**Set exercise**
Leave out the pictures and copy everything else below exactly.

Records

______

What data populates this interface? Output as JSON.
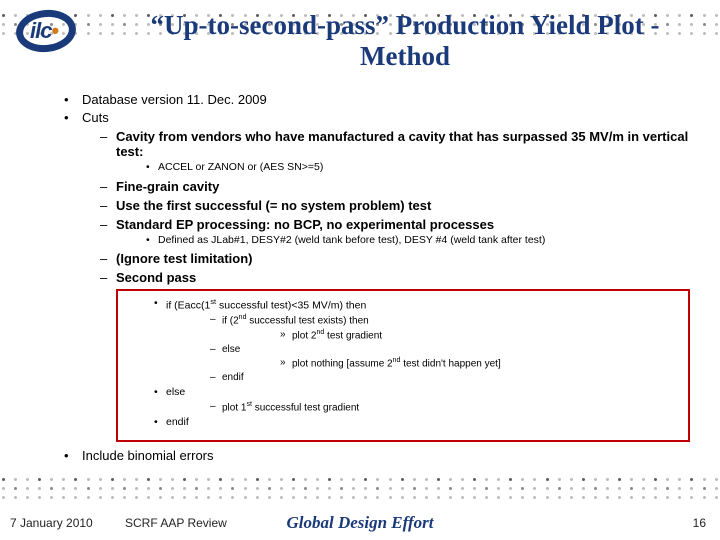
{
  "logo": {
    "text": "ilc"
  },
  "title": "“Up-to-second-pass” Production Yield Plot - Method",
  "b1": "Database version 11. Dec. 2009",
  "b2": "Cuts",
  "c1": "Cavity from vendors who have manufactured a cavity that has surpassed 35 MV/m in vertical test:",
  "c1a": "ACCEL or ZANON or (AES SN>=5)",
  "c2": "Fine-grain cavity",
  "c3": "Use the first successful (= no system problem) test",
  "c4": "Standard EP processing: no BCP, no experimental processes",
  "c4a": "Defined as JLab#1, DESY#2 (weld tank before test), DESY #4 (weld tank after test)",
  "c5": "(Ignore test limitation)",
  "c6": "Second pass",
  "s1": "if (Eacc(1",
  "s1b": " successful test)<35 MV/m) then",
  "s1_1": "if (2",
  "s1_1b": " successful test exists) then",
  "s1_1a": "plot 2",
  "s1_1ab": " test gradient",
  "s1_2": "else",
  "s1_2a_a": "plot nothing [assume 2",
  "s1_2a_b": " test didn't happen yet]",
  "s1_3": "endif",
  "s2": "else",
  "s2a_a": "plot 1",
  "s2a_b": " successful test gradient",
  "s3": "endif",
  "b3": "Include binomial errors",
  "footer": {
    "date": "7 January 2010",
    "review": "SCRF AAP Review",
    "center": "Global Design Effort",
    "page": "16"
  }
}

______

**Problem solution**
What data populates this interface? Output as JSON.
{
  "logo": {
    "text": "ilc"
  },
  "title": "“Up-to-second-pass” Production Yield Plot - Method",
  "b1": "Database version 11. Dec. 2009",
  "b2": "Cuts",
  "c1": "Cavity from vendors who have manufactured a cavity that has surpassed 35 MV/m in vertical test:",
  "c1a": "ACCEL or ZANON or (AES SN>=5)",
  "c2": "Fine-grain cavity",
  "c3": "Use the first successful (= no system problem) test",
  "c4": "Standard EP processing: no BCP, no experimental processes",
  "c4a": "Defined as JLab#1, DESY#2 (weld tank before test), DESY #4 (weld tank after test)",
  "c5": "(Ignore test limitation)",
  "c6": "Second pass",
  "s1": "if (Eacc(1",
  "s1b": " successful test)<35 MV/m) then",
  "s1_1": "if (2",
  "s1_1b": " successful test exists) then",
  "s1_1a": "plot 2",
  "s1_1ab": " test gradient",
  "s1_2": "else",
  "s1_2a_a": "plot nothing [assume 2",
  "s1_2a_b": " test didn't happen yet]",
  "s1_3": "endif",
  "s2": "else",
  "s2a_a": "plot 1",
  "s2a_b": " successful test gradient",
  "s3": "endif",
  "b3": "Include binomial errors",
  "footer": {
    "date": "7 January 2010",
    "review": "SCRF AAP Review",
    "center": "Global Design Effort",
    "page": "16"
  }
}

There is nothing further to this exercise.